Reproduce the listing that follows with no differences at all.

————————

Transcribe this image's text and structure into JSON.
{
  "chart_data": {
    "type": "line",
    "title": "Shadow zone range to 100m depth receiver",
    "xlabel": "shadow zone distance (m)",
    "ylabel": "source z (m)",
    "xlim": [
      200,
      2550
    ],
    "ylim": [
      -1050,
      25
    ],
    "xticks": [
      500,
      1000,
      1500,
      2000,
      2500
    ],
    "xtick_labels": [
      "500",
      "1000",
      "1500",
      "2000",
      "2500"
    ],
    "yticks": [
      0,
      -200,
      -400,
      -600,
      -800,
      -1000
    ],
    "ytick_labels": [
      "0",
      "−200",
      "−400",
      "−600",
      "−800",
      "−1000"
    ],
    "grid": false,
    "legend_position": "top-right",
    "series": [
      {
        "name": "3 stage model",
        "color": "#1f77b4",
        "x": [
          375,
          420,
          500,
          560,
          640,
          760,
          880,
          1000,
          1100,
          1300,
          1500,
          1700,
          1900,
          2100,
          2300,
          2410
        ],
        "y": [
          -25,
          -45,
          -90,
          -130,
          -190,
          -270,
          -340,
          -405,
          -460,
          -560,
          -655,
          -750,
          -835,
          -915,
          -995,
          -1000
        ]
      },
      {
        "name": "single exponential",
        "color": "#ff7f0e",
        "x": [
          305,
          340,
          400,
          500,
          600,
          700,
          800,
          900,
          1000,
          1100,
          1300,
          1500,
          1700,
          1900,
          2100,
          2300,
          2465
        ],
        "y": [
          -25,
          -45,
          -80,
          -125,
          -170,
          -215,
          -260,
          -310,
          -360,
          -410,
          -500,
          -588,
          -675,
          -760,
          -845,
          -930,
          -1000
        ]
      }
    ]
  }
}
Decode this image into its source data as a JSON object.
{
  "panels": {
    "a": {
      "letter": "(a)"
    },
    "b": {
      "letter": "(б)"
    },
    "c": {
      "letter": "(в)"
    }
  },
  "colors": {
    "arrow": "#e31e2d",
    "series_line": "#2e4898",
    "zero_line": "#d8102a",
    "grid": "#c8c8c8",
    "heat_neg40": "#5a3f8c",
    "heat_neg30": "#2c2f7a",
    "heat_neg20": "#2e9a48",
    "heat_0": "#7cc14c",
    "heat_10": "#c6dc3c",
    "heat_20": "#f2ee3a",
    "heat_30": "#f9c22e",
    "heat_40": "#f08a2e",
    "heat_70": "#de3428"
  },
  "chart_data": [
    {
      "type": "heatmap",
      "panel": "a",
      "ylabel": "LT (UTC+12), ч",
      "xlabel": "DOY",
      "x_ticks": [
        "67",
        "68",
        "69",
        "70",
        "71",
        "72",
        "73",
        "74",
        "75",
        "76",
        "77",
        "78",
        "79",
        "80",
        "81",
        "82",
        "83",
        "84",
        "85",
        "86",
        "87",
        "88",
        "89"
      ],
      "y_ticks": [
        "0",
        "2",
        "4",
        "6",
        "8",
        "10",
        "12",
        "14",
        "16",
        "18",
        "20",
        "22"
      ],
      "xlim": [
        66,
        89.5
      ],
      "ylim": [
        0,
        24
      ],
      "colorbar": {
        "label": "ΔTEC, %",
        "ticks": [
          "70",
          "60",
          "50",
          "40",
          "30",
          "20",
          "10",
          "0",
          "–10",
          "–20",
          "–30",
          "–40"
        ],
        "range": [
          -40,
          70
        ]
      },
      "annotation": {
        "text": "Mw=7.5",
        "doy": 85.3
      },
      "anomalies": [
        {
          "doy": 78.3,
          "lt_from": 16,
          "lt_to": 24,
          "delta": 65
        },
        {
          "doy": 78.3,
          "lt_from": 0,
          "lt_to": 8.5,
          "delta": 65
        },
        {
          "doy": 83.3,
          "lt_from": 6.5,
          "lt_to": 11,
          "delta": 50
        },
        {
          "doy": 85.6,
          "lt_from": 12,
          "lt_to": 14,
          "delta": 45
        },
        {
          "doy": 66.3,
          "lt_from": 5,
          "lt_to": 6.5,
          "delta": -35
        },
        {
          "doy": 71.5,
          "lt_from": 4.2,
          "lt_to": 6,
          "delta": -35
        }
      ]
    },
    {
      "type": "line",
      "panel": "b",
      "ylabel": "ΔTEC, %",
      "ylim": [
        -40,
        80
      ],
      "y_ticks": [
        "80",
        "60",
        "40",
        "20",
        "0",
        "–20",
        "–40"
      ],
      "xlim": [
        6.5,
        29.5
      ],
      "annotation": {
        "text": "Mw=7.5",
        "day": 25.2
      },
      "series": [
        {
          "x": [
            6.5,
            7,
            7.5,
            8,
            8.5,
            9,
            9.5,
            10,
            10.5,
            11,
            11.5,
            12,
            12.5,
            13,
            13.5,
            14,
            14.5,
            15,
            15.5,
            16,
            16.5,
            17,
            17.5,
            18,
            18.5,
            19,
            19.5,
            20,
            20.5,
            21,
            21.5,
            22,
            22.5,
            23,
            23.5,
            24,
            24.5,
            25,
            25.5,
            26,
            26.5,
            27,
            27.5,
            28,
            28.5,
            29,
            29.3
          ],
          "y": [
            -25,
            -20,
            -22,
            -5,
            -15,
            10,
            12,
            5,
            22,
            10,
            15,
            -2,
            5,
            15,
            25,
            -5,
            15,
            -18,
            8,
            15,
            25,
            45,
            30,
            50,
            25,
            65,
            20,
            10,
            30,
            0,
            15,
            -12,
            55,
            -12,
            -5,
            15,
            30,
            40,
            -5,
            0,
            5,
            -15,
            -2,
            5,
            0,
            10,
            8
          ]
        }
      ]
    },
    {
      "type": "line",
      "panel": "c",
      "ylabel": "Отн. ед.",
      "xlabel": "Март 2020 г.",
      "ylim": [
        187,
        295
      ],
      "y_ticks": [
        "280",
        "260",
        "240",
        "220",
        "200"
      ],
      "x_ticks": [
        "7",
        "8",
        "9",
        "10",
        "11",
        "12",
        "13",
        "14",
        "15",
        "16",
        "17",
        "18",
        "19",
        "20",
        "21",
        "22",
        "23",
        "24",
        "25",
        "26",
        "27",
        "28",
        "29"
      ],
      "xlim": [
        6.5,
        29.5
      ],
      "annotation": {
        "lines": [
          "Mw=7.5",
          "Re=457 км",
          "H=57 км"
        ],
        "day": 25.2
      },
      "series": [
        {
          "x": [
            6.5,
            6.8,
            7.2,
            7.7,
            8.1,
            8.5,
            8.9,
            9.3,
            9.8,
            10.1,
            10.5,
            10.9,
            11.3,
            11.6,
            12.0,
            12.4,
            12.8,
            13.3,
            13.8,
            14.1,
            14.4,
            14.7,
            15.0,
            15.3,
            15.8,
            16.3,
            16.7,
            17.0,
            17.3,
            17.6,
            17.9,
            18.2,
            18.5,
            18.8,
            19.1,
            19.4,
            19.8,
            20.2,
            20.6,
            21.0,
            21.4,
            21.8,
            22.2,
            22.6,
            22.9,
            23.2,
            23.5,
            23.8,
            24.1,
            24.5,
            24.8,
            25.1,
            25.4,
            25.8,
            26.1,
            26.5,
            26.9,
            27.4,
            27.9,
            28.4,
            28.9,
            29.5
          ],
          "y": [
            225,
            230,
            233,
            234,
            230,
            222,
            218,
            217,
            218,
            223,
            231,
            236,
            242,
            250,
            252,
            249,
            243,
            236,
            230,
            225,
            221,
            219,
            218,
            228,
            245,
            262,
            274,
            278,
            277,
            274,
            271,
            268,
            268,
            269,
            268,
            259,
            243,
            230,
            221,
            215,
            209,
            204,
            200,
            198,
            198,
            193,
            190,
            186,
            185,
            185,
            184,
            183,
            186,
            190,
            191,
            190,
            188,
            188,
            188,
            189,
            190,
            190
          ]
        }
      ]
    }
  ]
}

————————

- **TASK SOLUTION**
Transcribe this image's text and structure into JSON.
{
  "chart_data": {
    "type": "line",
    "title": "Shadow zone range to 100m depth receiver",
    "xlabel": "shadow zone distance (m)",
    "ylabel": "source z (m)",
    "xlim": [
      200,
      2550
    ],
    "ylim": [
      -1050,
      25
    ],
    "xticks": [
      500,
      1000,
      1500,
      2000,
      2500
    ],
    "xtick_labels": [
      "500",
      "1000",
      "1500",
      "2000",
      "2500"
    ],
    "yticks": [
      0,
      -200,
      -400,
      -600,
      -800,
      -1000
    ],
    "ytick_labels": [
      "0",
      "−200",
      "−400",
      "−600",
      "−800",
      "−1000"
    ],
    "grid": false,
    "legend_position": "top-right",
    "series": [
      {
        "name": "3 stage model",
        "color": "#1f77b4",
        "x": [
          375,
          420,
          500,
          560,
          640,
          760,
          880,
          1000,
          1100,
          1300,
          1500,
          1700,
          1900,
          2100,
          2300,
          2410
        ],
        "y": [
          -25,
          -45,
          -90,
          -130,
          -190,
          -270,
          -340,
          -405,
          -460,
          -560,
          -655,
          -750,
          -835,
          -915,
          -995,
          -1000
        ]
      },
      {
        "name": "single exponential",
        "color": "#ff7f0e",
        "x": [
          305,
          340,
          400,
          500,
          600,
          700,
          800,
          900,
          1000,
          1100,
          1300,
          1500,
          1700,
          1900,
          2100,
          2300,
          2465
        ],
        "y": [
          -25,
          -45,
          -80,
          -125,
          -170,
          -215,
          -260,
          -310,
          -360,
          -410,
          -500,
          -588,
          -675,
          -760,
          -845,
          -930,
          -1000
        ]
      }
    ]
  }
}
Decode this image into its source data as a JSON object.
{
  "panels": {
    "a": {
      "letter": "(a)"
    },
    "b": {
      "letter": "(б)"
    },
    "c": {
      "letter": "(в)"
    }
  },
  "colors": {
    "arrow": "#e31e2d",
    "series_line": "#2e4898",
    "zero_line": "#d8102a",
    "grid": "#c8c8c8",
    "heat_neg40": "#5a3f8c",
    "heat_neg30": "#2c2f7a",
    "heat_neg20": "#2e9a48",
    "heat_0": "#7cc14c",
    "heat_10": "#c6dc3c",
    "heat_20": "#f2ee3a",
    "heat_30": "#f9c22e",
    "heat_40": "#f08a2e",
    "heat_70": "#de3428"
  },
  "chart_data": [
    {
      "type": "heatmap",
      "panel": "a",
      "ylabel": "LT (UTC+12), ч",
      "xlabel": "DOY",
      "x_ticks": [
        "67",
        "68",
        "69",
        "70",
        "71",
        "72",
        "73",
        "74",
        "75",
        "76",
        "77",
        "78",
        "79",
        "80",
        "81",
        "82",
        "83",
        "84",
        "85",
        "86",
        "87",
        "88",
        "89"
      ],
      "y_ticks": [
        "0",
        "2",
        "4",
        "6",
        "8",
        "10",
        "12",
        "14",
        "16",
        "18",
        "20",
        "22"
      ],
      "xlim": [
        66,
        89.5
      ],
      "ylim": [
        0,
        24
      ],
      "colorbar": {
        "label": "ΔTEC, %",
        "ticks": [
          "70",
          "60",
          "50",
          "40",
          "30",
          "20",
          "10",
          "0",
          "–10",
          "–20",
          "–30",
          "–40"
        ],
        "range": [
          -40,
          70
        ]
      },
      "annotation": {
        "text": "Mw=7.5",
        "doy": 85.3
      },
      "anomalies": [
        {
          "doy": 78.3,
          "lt_from": 16,
          "lt_to": 24,
          "delta": 65
        },
        {
          "doy": 78.3,
          "lt_from": 0,
          "lt_to": 8.5,
          "delta": 65
        },
        {
          "doy": 83.3,
          "lt_from": 6.5,
          "lt_to": 11,
          "delta": 50
        },
        {
          "doy": 85.6,
          "lt_from": 12,
          "lt_to": 14,
          "delta": 45
        },
        {
          "doy": 66.3,
          "lt_from": 5,
          "lt_to": 6.5,
          "delta": -35
        },
        {
          "doy": 71.5,
          "lt_from": 4.2,
          "lt_to": 6,
          "delta": -35
        }
      ]
    },
    {
      "type": "line",
      "panel": "b",
      "ylabel": "ΔTEC, %",
      "ylim": [
        -40,
        80
      ],
      "y_ticks": [
        "80",
        "60",
        "40",
        "20",
        "0",
        "–20",
        "–40"
      ],
      "xlim": [
        6.5,
        29.5
      ],
      "annotation": {
        "text": "Mw=7.5",
        "day": 25.2
      },
      "series": [
        {
          "x": [
            6.5,
            7,
            7.5,
            8,
            8.5,
            9,
            9.5,
            10,
            10.5,
            11,
            11.5,
            12,
            12.5,
            13,
            13.5,
            14,
            14.5,
            15,
            15.5,
            16,
            16.5,
            17,
            17.5,
            18,
            18.5,
            19,
            19.5,
            20,
            20.5,
            21,
            21.5,
            22,
            22.5,
            23,
            23.5,
            24,
            24.5,
            25,
            25.5,
            26,
            26.5,
            27,
            27.5,
            28,
            28.5,
            29,
            29.3
          ],
          "y": [
            -25,
            -20,
            -22,
            -5,
            -15,
            10,
            12,
            5,
            22,
            10,
            15,
            -2,
            5,
            15,
            25,
            -5,
            15,
            -18,
            8,
            15,
            25,
            45,
            30,
            50,
            25,
            65,
            20,
            10,
            30,
            0,
            15,
            -12,
            55,
            -12,
            -5,
            15,
            30,
            40,
            -5,
            0,
            5,
            -15,
            -2,
            5,
            0,
            10,
            8
          ]
        }
      ]
    },
    {
      "type": "line",
      "panel": "c",
      "ylabel": "Отн. ед.",
      "xlabel": "Март 2020 г.",
      "ylim": [
        187,
        295
      ],
      "y_ticks": [
        "280",
        "260",
        "240",
        "220",
        "200"
      ],
      "x_ticks": [
        "7",
        "8",
        "9",
        "10",
        "11",
        "12",
        "13",
        "14",
        "15",
        "16",
        "17",
        "18",
        "19",
        "20",
        "21",
        "22",
        "23",
        "24",
        "25",
        "26",
        "27",
        "28",
        "29"
      ],
      "xlim": [
        6.5,
        29.5
      ],
      "annotation": {
        "lines": [
          "Mw=7.5",
          "Re=457 км",
          "H=57 км"
        ],
        "day": 25.2
      },
      "series": [
        {
          "x": [
            6.5,
            6.8,
            7.2,
            7.7,
            8.1,
            8.5,
            8.9,
            9.3,
            9.8,
            10.1,
            10.5,
            10.9,
            11.3,
            11.6,
            12.0,
            12.4,
            12.8,
            13.3,
            13.8,
            14.1,
            14.4,
            14.7,
            15.0,
            15.3,
            15.8,
            16.3,
            16.7,
            17.0,
            17.3,
            17.6,
            17.9,
            18.2,
            18.5,
            18.8,
            19.1,
            19.4,
            19.8,
            20.2,
            20.6,
            21.0,
            21.4,
            21.8,
            22.2,
            22.6,
            22.9,
            23.2,
            23.5,
            23.8,
            24.1,
            24.5,
            24.8,
            25.1,
            25.4,
            25.8,
            26.1,
            26.5,
            26.9,
            27.4,
            27.9,
            28.4,
            28.9,
            29.5
          ],
          "y": [
            225,
            230,
            233,
            234,
            230,
            222,
            218,
            217,
            218,
            223,
            231,
            236,
            242,
            250,
            252,
            249,
            243,
            236,
            230,
            225,
            221,
            219,
            218,
            228,
            245,
            262,
            274,
            278,
            277,
            274,
            271,
            268,
            268,
            269,
            268,
            259,
            243,
            230,
            221,
            215,
            209,
            204,
            200,
            198,
            198,
            193,
            190,
            186,
            185,
            185,
            184,
            183,
            186,
            190,
            191,
            190,
            188,
            188,
            188,
            189,
            190,
            190
          ]
        }
      ]
    }
  ]
}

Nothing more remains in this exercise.